===== MATERIAL PROVIDED
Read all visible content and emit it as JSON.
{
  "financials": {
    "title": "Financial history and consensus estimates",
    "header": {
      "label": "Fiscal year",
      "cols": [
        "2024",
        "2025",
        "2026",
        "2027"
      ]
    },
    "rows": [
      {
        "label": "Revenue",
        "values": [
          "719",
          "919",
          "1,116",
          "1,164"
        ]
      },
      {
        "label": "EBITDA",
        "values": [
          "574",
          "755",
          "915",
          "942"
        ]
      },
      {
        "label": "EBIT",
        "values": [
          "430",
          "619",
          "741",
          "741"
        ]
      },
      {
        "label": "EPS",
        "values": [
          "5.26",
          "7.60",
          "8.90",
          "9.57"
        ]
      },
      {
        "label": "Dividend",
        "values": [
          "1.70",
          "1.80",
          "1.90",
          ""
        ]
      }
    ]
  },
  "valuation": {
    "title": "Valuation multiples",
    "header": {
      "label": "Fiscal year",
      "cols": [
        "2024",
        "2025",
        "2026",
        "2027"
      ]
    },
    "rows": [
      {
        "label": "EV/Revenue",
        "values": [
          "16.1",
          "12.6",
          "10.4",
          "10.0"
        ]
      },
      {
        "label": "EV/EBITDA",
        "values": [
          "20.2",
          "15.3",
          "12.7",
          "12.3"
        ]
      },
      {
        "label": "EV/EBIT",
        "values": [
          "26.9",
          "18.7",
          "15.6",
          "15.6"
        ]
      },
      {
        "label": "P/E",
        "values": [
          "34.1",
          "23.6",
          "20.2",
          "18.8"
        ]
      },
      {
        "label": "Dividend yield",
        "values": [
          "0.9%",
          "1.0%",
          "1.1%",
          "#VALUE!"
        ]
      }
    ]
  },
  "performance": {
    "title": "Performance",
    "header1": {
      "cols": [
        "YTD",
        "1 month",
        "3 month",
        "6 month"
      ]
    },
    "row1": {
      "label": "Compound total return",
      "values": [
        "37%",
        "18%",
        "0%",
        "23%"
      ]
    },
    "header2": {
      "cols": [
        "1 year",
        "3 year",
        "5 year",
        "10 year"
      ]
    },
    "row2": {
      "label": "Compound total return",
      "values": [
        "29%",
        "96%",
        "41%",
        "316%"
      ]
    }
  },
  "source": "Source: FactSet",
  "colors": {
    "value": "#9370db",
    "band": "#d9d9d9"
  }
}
==========
Repeat the preceding lines exactly, please, every one of them.

Read all visible content and emit it as JSON.
{
  "financials": {
    "title": "Financial history and consensus estimates",
    "header": {
      "label": "Fiscal year",
      "cols": [
        "2024",
        "2025",
        "2026",
        "2027"
      ]
    },
    "rows": [
      {
        "label": "Revenue",
        "values": [
          "719",
          "919",
          "1,116",
          "1,164"
        ]
      },
      {
        "label": "EBITDA",
        "values": [
          "574",
          "755",
          "915",
          "942"
        ]
      },
      {
        "label": "EBIT",
        "values": [
          "430",
          "619",
          "741",
          "741"
        ]
      },
      {
        "label": "EPS",
        "values": [
          "5.26",
          "7.60",
          "8.90",
          "9.57"
        ]
      },
      {
        "label": "Dividend",
        "values": [
          "1.70",
          "1.80",
          "1.90",
          ""
        ]
      }
    ]
  },
  "valuation": {
    "title": "Valuation multiples",
    "header": {
      "label": "Fiscal year",
      "cols": [
        "2024",
        "2025",
        "2026",
        "2027"
      ]
    },
    "rows": [
      {
        "label": "EV/Revenue",
        "values": [
          "16.1",
          "12.6",
          "10.4",
          "10.0"
        ]
      },
      {
        "label": "EV/EBITDA",
        "values": [
          "20.2",
          "15.3",
          "12.7",
          "12.3"
        ]
      },
      {
        "label": "EV/EBIT",
        "values": [
          "26.9",
          "18.7",
          "15.6",
          "15.6"
        ]
      },
      {
        "label": "P/E",
        "values": [
          "34.1",
          "23.6",
          "20.2",
          "18.8"
        ]
      },
      {
        "label": "Dividend yield",
        "values": [
          "0.9%",
          "1.0%",
          "1.1%",
          "#VALUE!"
        ]
      }
    ]
  },
  "performance": {
    "title": "Performance",
    "header1": {
      "cols": [
        "YTD",
        "1 month",
        "3 month",
        "6 month"
      ]
    },
    "row1": {
      "label": "Compound total return",
      "values": [
        "37%",
        "18%",
        "0%",
        "23%"
      ]
    },
    "header2": {
      "cols": [
        "1 year",
        "3 year",
        "5 year",
        "10 year"
      ]
    },
    "row2": {
      "label": "Compound total return",
      "values": [
        "29%",
        "96%",
        "41%",
        "316%"
      ]
    }
  },
  "source": "Source: FactSet",
  "colors": {
    "value": "#9370db",
    "band": "#d9d9d9"
  }
}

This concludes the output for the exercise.